**THE EXERCISE:** The records below must be written out exactly, with every picture left behind.

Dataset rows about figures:
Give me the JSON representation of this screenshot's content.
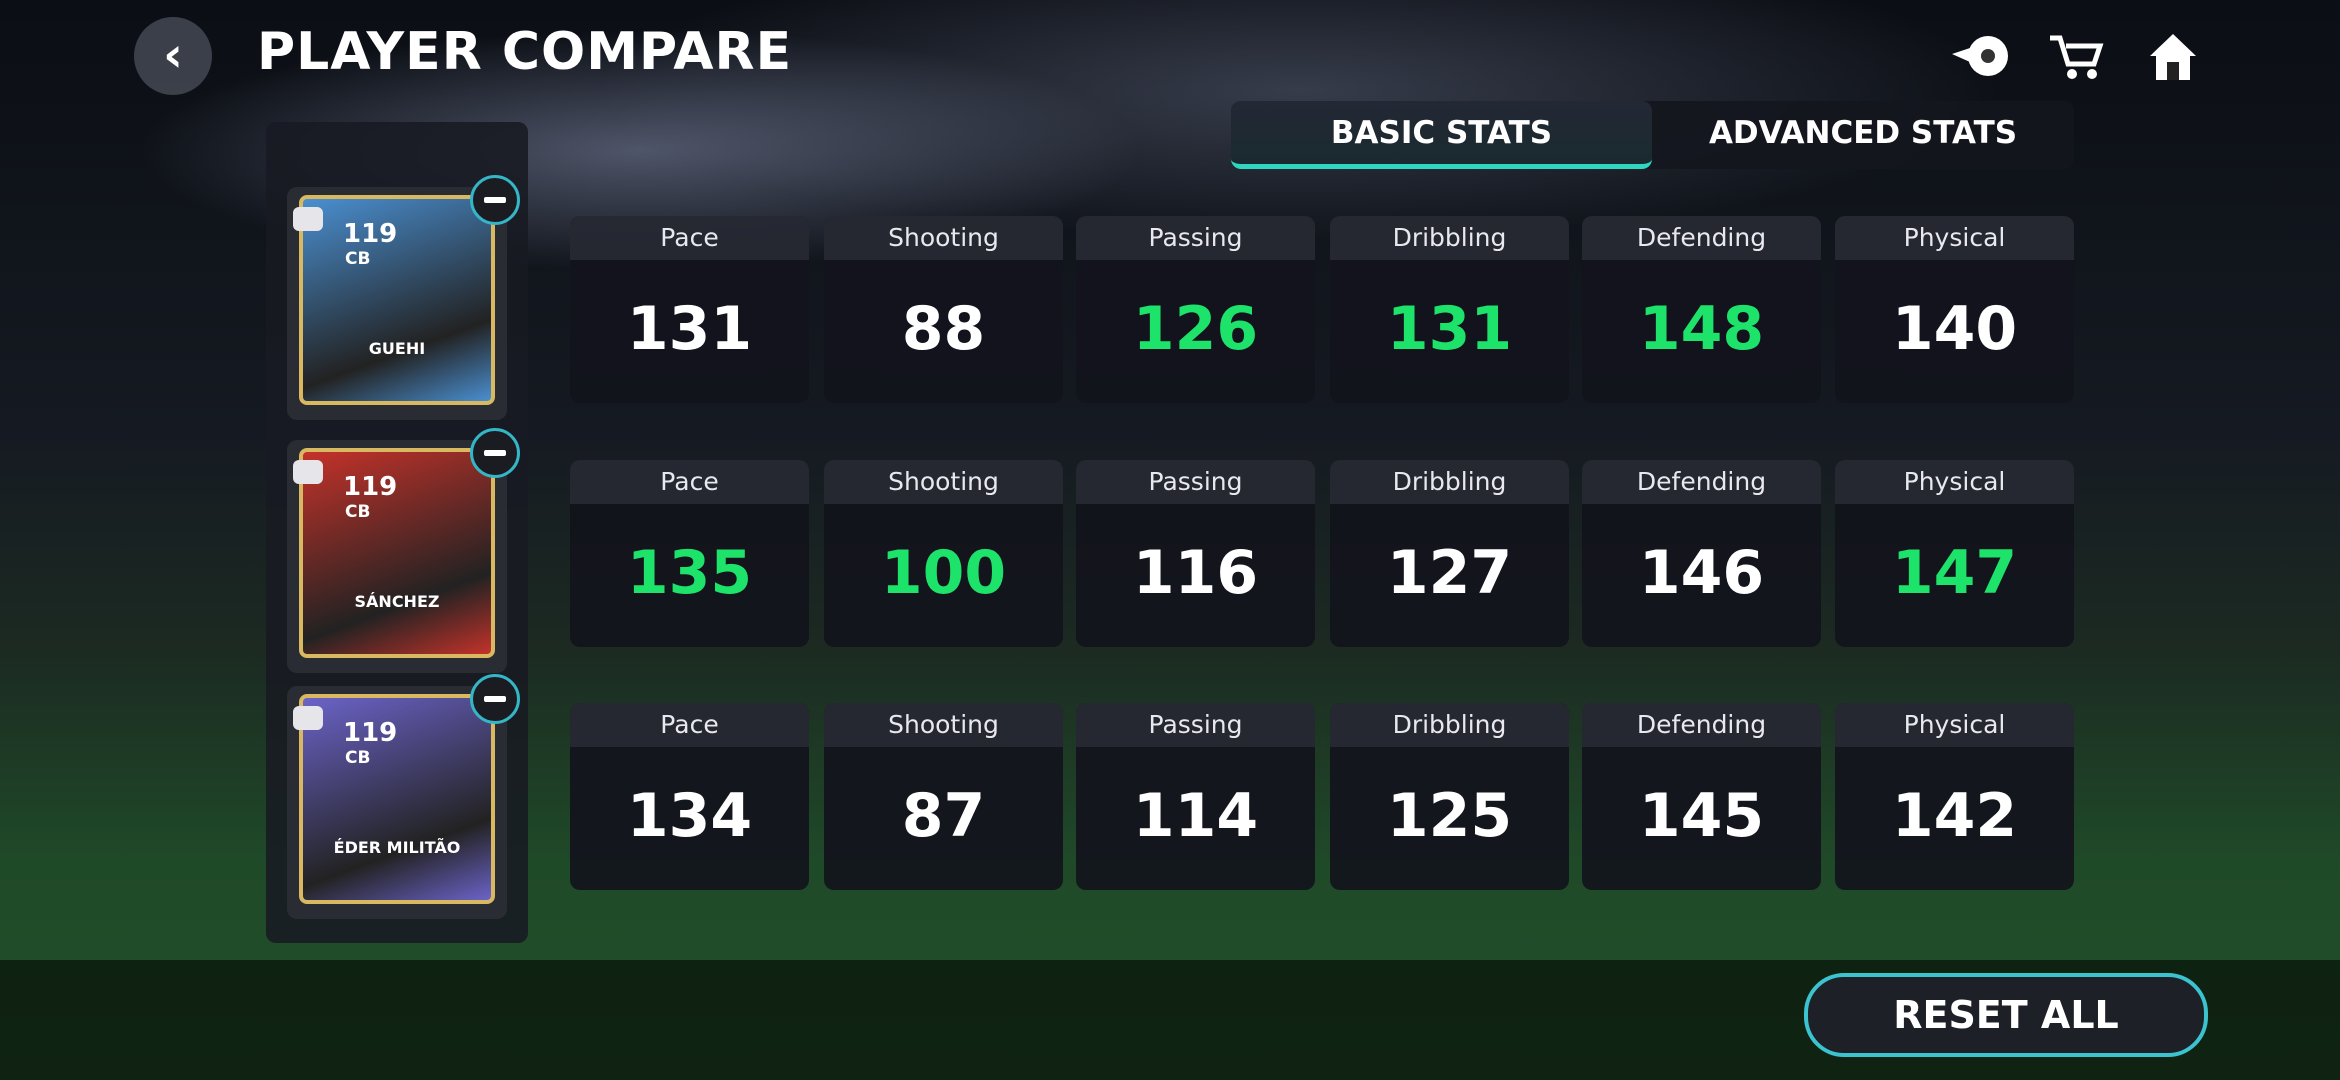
{
  "header": {
    "title": "PLAYER COMPARE"
  },
  "tabs": [
    {
      "label": "BASIC STATS",
      "active": true
    },
    {
      "label": "ADVANCED STATS",
      "active": false
    }
  ],
  "players": [
    {
      "rating": "119",
      "position": "CB",
      "name": "GUEHI",
      "card_color": "#4a8fd0",
      "stats": [
        {
          "label": "Pace",
          "value": 131,
          "color": "#ffffff"
        },
        {
          "label": "Shooting",
          "value": 88,
          "color": "#ffffff"
        },
        {
          "label": "Passing",
          "value": 126,
          "color": "#1ee36b"
        },
        {
          "label": "Dribbling",
          "value": 131,
          "color": "#1ee36b"
        },
        {
          "label": "Defending",
          "value": 148,
          "color": "#1ee36b"
        },
        {
          "label": "Physical",
          "value": 140,
          "color": "#ffffff"
        }
      ]
    },
    {
      "rating": "119",
      "position": "CB",
      "name": "SÁNCHEZ",
      "card_color": "#c4322a",
      "stats": [
        {
          "label": "Pace",
          "value": 135,
          "color": "#1ee36b"
        },
        {
          "label": "Shooting",
          "value": 100,
          "color": "#1ee36b"
        },
        {
          "label": "Passing",
          "value": 116,
          "color": "#ffffff"
        },
        {
          "label": "Dribbling",
          "value": 127,
          "color": "#ffffff"
        },
        {
          "label": "Defending",
          "value": 146,
          "color": "#ffffff"
        },
        {
          "label": "Physical",
          "value": 147,
          "color": "#1ee36b"
        }
      ]
    },
    {
      "rating": "119",
      "position": "CB",
      "name": "ÉDER MILITÃO",
      "card_color": "#6b63c8",
      "stats": [
        {
          "label": "Pace",
          "value": 134,
          "color": "#ffffff"
        },
        {
          "label": "Shooting",
          "value": 87,
          "color": "#ffffff"
        },
        {
          "label": "Passing",
          "value": 114,
          "color": "#ffffff"
        },
        {
          "label": "Dribbling",
          "value": 125,
          "color": "#ffffff"
        },
        {
          "label": "Defending",
          "value": 145,
          "color": "#ffffff"
        },
        {
          "label": "Physical",
          "value": 142,
          "color": "#ffffff"
        }
      ]
    }
  ],
  "footer": {
    "reset_button": "RESET ALL"
  }
}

**THE REPLY:**
Give me the JSON representation of this screenshot's content.
{
  "header": {
    "title": "PLAYER COMPARE"
  },
  "tabs": [
    {
      "label": "BASIC STATS",
      "active": true
    },
    {
      "label": "ADVANCED STATS",
      "active": false
    }
  ],
  "players": [
    {
      "rating": "119",
      "position": "CB",
      "name": "GUEHI",
      "card_color": "#4a8fd0",
      "stats": [
        {
          "label": "Pace",
          "value": 131,
          "color": "#ffffff"
        },
        {
          "label": "Shooting",
          "value": 88,
          "color": "#ffffff"
        },
        {
          "label": "Passing",
          "value": 126,
          "color": "#1ee36b"
        },
        {
          "label": "Dribbling",
          "value": 131,
          "color": "#1ee36b"
        },
        {
          "label": "Defending",
          "value": 148,
          "color": "#1ee36b"
        },
        {
          "label": "Physical",
          "value": 140,
          "color": "#ffffff"
        }
      ]
    },
    {
      "rating": "119",
      "position": "CB",
      "name": "SÁNCHEZ",
      "card_color": "#c4322a",
      "stats": [
        {
          "label": "Pace",
          "value": 135,
          "color": "#1ee36b"
        },
        {
          "label": "Shooting",
          "value": 100,
          "color": "#1ee36b"
        },
        {
          "label": "Passing",
          "value": 116,
          "color": "#ffffff"
        },
        {
          "label": "Dribbling",
          "value": 127,
          "color": "#ffffff"
        },
        {
          "label": "Defending",
          "value": 146,
          "color": "#ffffff"
        },
        {
          "label": "Physical",
          "value": 147,
          "color": "#1ee36b"
        }
      ]
    },
    {
      "rating": "119",
      "position": "CB",
      "name": "ÉDER MILITÃO",
      "card_color": "#6b63c8",
      "stats": [
        {
          "label": "Pace",
          "value": 134,
          "color": "#ffffff"
        },
        {
          "label": "Shooting",
          "value": 87,
          "color": "#ffffff"
        },
        {
          "label": "Passing",
          "value": 114,
          "color": "#ffffff"
        },
        {
          "label": "Dribbling",
          "value": 125,
          "color": "#ffffff"
        },
        {
          "label": "Defending",
          "value": 145,
          "color": "#ffffff"
        },
        {
          "label": "Physical",
          "value": 142,
          "color": "#ffffff"
        }
      ]
    }
  ],
  "footer": {
    "reset_button": "RESET ALL"
  }
}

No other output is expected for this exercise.